> [Texto dado]:
Lucetta Scaraffia formou-se em História Moderna e Contemporânea e como gostava muito de estudar e de investigar, optou imediatamente pela nova corrente de pesquisa que era a história das mulheres. Foi então que descobriu que havia documentos sobre a mulher somente nos arquivos da Igreja, documentos sobre mulheres religiosas, sobre a santidade. Isto permitiu-lhe conhecer a história das mulheres do passado e de entre elas Santa Teresa de Ávila, por exemplo:

Havia Teresa de Ávila. Foi uma descoberta incrível. Comecei a ler a sua autobiografia espiritual e isto absorveu-me, marcou-me muito. Foi através dela que compreendi  que havia muito sobre a história das mulheres. Havia mesmo uma espiritualidade das mulheres e havia uma espiritualidade na religião católica de que nunca me tinha dado conta anteriormente.”

Na altura, Lucetta era não crente. Tinha sim, um interesse pelas santas e pelas religiosas do passado, lia muitas coisas, mas sempre numa óptica laica. Mas essa leitura de Teresa de Ávila abriu-lhe outras perspectivas. E, um dia, há 30 anos atrás, em Roma, entrou na Igreja de Santa Maria in Trastevere e algo de especial aconteceu:

Via muita gente e ia perguntar o que se estava a passar e disseram-me que estavam a trazer de volta à igreja um ícone de VI século, de Nossa Senhora, que tinha sido restaurado. E quando vi o ícone entrar na Igreja, havia um coro que cantava o hino Akathistos, o mais antigo hino à Virgem Maria, e tive uma experiência muito comovedora, uma sensação de calor e de luz muito forte e parecia-me que tinha passado muito tempo, mas na realidade tratava-se apenas de alguns instantes, mas nesse instante percebi que havia uma presença de Deus. Ele tinha-se manifestado a mim, me tinha comunicado a sua presença. E isso mudou toda a minha vida. Penso que se tratou de um pequeno milagre, de uma graça e estava um pouco preparada para isso pelas leituras de Teresa, das santas… mas essa mudança deu-se a partir de uma experiencia comovedora da minha vida”.

Lucetta Scaraffia, respondeu afirmativamente à pergunta se quando relê essa experiência, considera que as santas que tinha estudado – Santa Teresa de Ávila, Santa Rita d’Acascia …  - lhe tinham aberto o caminho. Acrescentou ainda que tinha entrado em relação com elas e que se tratava de uma relação de ajuda. Ela escreveu um livro sobre Rita d’Acascia e sobre Santa Francisca Cabrini e enquanto escrevia “pensava que essas santas a amavam, sentia o seu amor por uma mulher que se ocupava amorosamente delas”.

> [Pedido A]:
Enumere todas as santas nomeadas no texto sobre Lucetta Scaraffia.
> [Pedido B]:
Reescreva em forma de lista o parágrafo do texto sobre Lucetta Scaraffia que começa por "Na altura, Lucetta era não crente", mantendo os factos principais.

> [Linhas de um conjunto de dados de layout]:
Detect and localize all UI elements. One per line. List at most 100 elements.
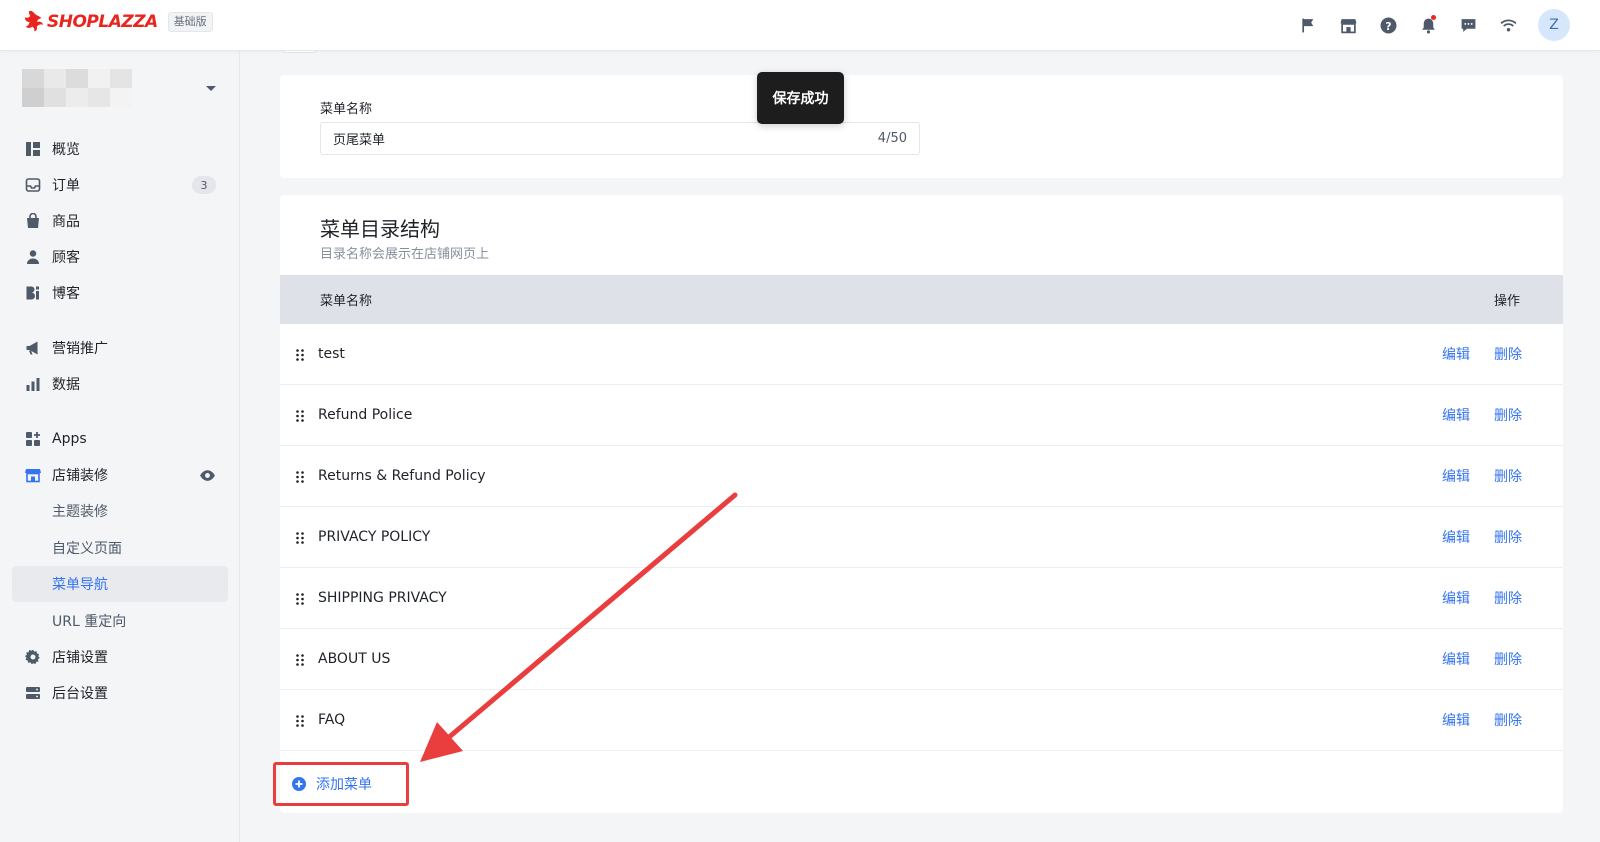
column-header-actions: 操作: [1494, 294, 1521, 309]
table-row: PRIVACY POLICY 编辑 删除: [280, 507, 1563, 568]
sidebar-item-customers[interactable]: 顾客: [12, 239, 228, 275]
help-icon[interactable]: ?: [1368, 9, 1408, 41]
delete-link[interactable]: 删除: [1494, 344, 1522, 364]
delete-link[interactable]: 删除: [1494, 710, 1522, 730]
sidebar-item-products[interactable]: 商品: [12, 203, 228, 239]
store-switcher[interactable]: [22, 69, 222, 109]
sidebar-item-label: 后台设置: [52, 686, 108, 702]
sidebar-item-label: 店铺装修: [52, 468, 108, 484]
logo-icon: [24, 11, 44, 32]
menu-item-name: FAQ: [318, 712, 346, 728]
menu-name-label: 菜单名称: [320, 102, 373, 117]
sidebar-item-apps[interactable]: Apps: [12, 421, 228, 457]
table-row: Returns & Refund Policy 编辑 删除: [280, 446, 1563, 507]
section-subtitle: 目录名称会展示在店铺网页上: [320, 247, 490, 262]
server-icon: [25, 685, 41, 701]
orders-count-badge: 3: [192, 176, 216, 194]
sidebar-item-label: 自定义页面: [52, 541, 122, 557]
bell-icon[interactable]: [1408, 9, 1448, 41]
sidebar-item-label: 商品: [52, 214, 80, 230]
edit-link[interactable]: 编辑: [1442, 649, 1470, 669]
menu-item-name: Returns & Refund Policy: [318, 468, 486, 484]
annotation-highlight-box: [273, 762, 409, 806]
person-icon: [25, 249, 41, 265]
sidebar-item-label: 数据: [52, 377, 80, 393]
delete-link[interactable]: 删除: [1494, 588, 1522, 608]
apps-icon: [25, 431, 41, 447]
sidebar-item-overview[interactable]: 概览: [12, 131, 228, 167]
edit-link[interactable]: 编辑: [1442, 527, 1470, 547]
svg-text:?: ?: [1385, 19, 1391, 32]
shoplazza-logo[interactable]: SHOPLAZZA 基础版: [23, 11, 213, 33]
edit-link[interactable]: 编辑: [1442, 344, 1470, 364]
delete-link[interactable]: 删除: [1494, 405, 1522, 425]
sidebar-item-menu-navigation[interactable]: 菜单导航: [12, 566, 228, 602]
table-header: 菜单名称 操作: [280, 275, 1563, 324]
drag-handle-icon[interactable]: [295, 714, 305, 728]
top-bar: SHOPLAZZA 基础版 ? Z: [0, 0, 1600, 51]
sidebar-item-store-settings[interactable]: 店铺设置: [12, 639, 228, 675]
drag-handle-icon[interactable]: [295, 653, 305, 667]
sidebar-item-storefront[interactable]: 店铺装修: [12, 457, 228, 493]
drag-handle-icon[interactable]: [295, 531, 305, 545]
sidebar-item-theme[interactable]: 主题装修: [12, 493, 228, 529]
sidebar-item-admin-settings[interactable]: 后台设置: [12, 675, 228, 711]
edit-link[interactable]: 编辑: [1442, 466, 1470, 486]
chevron-down-icon: [206, 86, 216, 91]
edit-link[interactable]: 编辑: [1442, 710, 1470, 730]
sidebar-item-label: 顾客: [52, 250, 80, 266]
sidebar-item-label: 概览: [52, 142, 80, 158]
eye-icon[interactable]: [199, 467, 216, 484]
table-row: test 编辑 删除: [280, 324, 1563, 385]
flag-icon[interactable]: [1288, 9, 1328, 41]
drag-handle-icon[interactable]: [295, 470, 305, 484]
drag-handle-icon[interactable]: [295, 409, 305, 423]
notification-dot: [1431, 15, 1436, 20]
bag-icon: [25, 213, 41, 229]
gear-icon: [25, 649, 41, 665]
menu-item-name: ABOUT US: [318, 651, 391, 667]
wifi-icon[interactable]: [1488, 9, 1528, 41]
store-icon[interactable]: [1328, 9, 1368, 41]
sidebar-item-label: 主题装修: [52, 504, 108, 520]
menu-item-name: test: [318, 346, 345, 362]
delete-link[interactable]: 删除: [1494, 466, 1522, 486]
menu-structure-card: 菜单目录结构 目录名称会展示在店铺网页上 菜单名称 操作 test 编辑 删除 …: [280, 195, 1563, 813]
drag-handle-icon[interactable]: [295, 592, 305, 606]
menu-name-value: 页尾菜单: [333, 133, 386, 148]
edit-link[interactable]: 编辑: [1442, 588, 1470, 608]
edit-link[interactable]: 编辑: [1442, 405, 1470, 425]
sidebar-item-label: 店铺设置: [52, 650, 108, 666]
char-counter: 4/50: [877, 131, 907, 146]
sidebar-item-blog[interactable]: 博客: [12, 275, 228, 311]
drag-handle-icon[interactable]: [295, 348, 305, 362]
store-avatar-placeholder: [22, 69, 132, 107]
delete-link[interactable]: 删除: [1494, 527, 1522, 547]
delete-link[interactable]: 删除: [1494, 649, 1522, 669]
sidebar-item-orders[interactable]: 订单 3: [12, 167, 228, 203]
megaphone-icon: [25, 340, 41, 356]
sidebar-item-label: URL 重定向: [52, 614, 127, 630]
dashboard-icon: [25, 141, 41, 157]
brand-name: SHOPLAZZA: [47, 12, 158, 32]
sidebar-item-analytics[interactable]: 数据: [12, 366, 228, 402]
table-row: SHIPPING PRIVACY 编辑 删除: [280, 568, 1563, 629]
bar-chart-icon: [25, 376, 41, 392]
sidebar-item-label: 菜单导航: [52, 577, 108, 593]
storefront-icon: [25, 467, 41, 483]
menu-name-input[interactable]: 页尾菜单 4/50: [320, 122, 920, 155]
sidebar-item-url-redirect[interactable]: URL 重定向: [12, 603, 228, 639]
plan-badge: 基础版: [167, 12, 213, 32]
menu-item-name: Refund Police: [318, 407, 413, 423]
sidebar-item-marketing[interactable]: 营销推广: [12, 330, 228, 366]
message-icon[interactable]: [1448, 9, 1488, 41]
sidebar-item-label: 营销推广: [52, 341, 108, 357]
sidebar-item-label: 订单: [52, 178, 80, 194]
blog-icon: [25, 285, 41, 301]
sidebar: 概览 订单 3 商品 顾客 博客 营销推广 数据 Apps 店铺装修 主题装修 …: [0, 51, 240, 842]
sidebar-item-label: 博客: [52, 286, 80, 302]
avatar[interactable]: Z: [1538, 9, 1570, 41]
sidebar-item-custom-pages[interactable]: 自定义页面: [12, 530, 228, 566]
table-row: Refund Police 编辑 删除: [280, 385, 1563, 446]
column-header-name: 菜单名称: [320, 294, 373, 309]
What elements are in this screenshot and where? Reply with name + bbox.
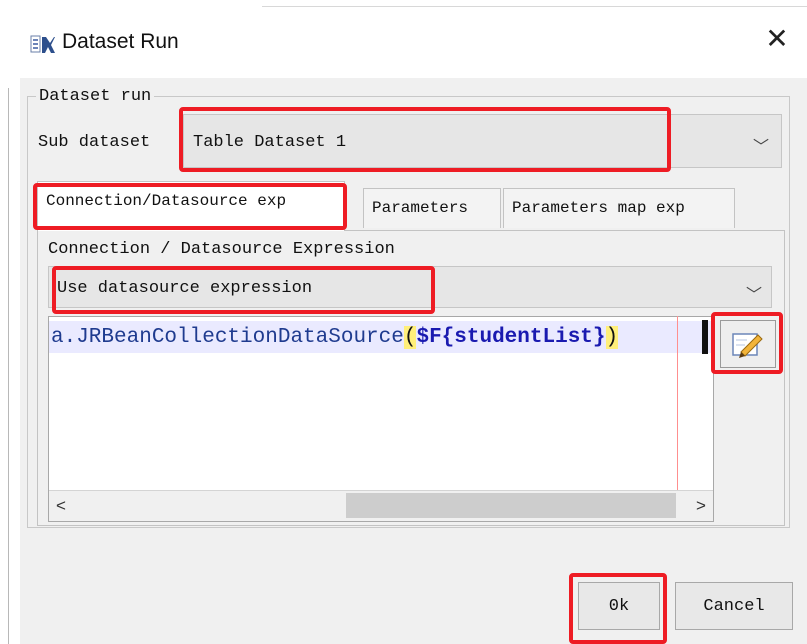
chevron-down-icon[interactable]: ﹀ [746,281,762,305]
cancel-button[interactable]: Cancel [675,582,793,630]
background-window-edge [262,6,807,7]
scroll-right-arrow-icon[interactable]: > [696,496,706,516]
tab-parameters-map[interactable]: Parameters map exp [503,188,735,228]
cancel-button-label: Cancel [703,597,765,616]
dataset-run-legend: Dataset run [36,87,155,106]
scroll-left-arrow-icon[interactable]: < [56,496,66,516]
annotation-box-edit-button [711,312,783,374]
scrollbar-thumb[interactable] [346,493,676,518]
close-button[interactable]: ✕ [760,22,794,56]
tab-parameters[interactable]: Parameters [363,188,501,228]
chevron-down-icon[interactable]: ﹀ [753,133,769,157]
window-left-border [8,88,9,644]
expression-field: $F{studentList} [416,326,606,349]
annotation-box-datasource-mode [52,266,435,314]
close-paren: ) [605,326,619,349]
text-caret [702,320,708,354]
annotation-box-ok-button [569,573,667,644]
report-designer-icon [30,35,55,53]
connection-expression-label: Connection / Datasource Expression [48,240,395,259]
annotation-box-sub-dataset [179,107,671,172]
sub-dataset-label: Sub dataset [38,133,151,152]
expression-prefix: a.JRBeanCollectionDataSource [51,326,404,349]
expression-code-line[interactable]: a.JRBeanCollectionDataSource($F{studentL… [51,326,619,349]
open-paren: ( [403,326,417,349]
annotation-box-connection-tab [33,183,347,230]
window-title: Dataset Run [62,30,179,53]
editor-margin-line [677,316,678,490]
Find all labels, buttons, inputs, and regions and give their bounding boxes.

> [Resultado do exercício A]:
- Santa Teresa de Ávila
- Santa Rita d'Acascia
- Santa Francisca Cabrini

> [Resultado do exercício B]:
- Na altura, Lucetta não era crente.
- Interessava-se pelas santas e pelas religiosas do passado e lia muito, sempre numa óptica laica.
- A leitura de Teresa de Ávila abriu-lhe outras perspectivas.
- Há 30 anos, em Roma, entrou na Igreja de Santa Maria in Trastevere, onde algo de especial aconteceu.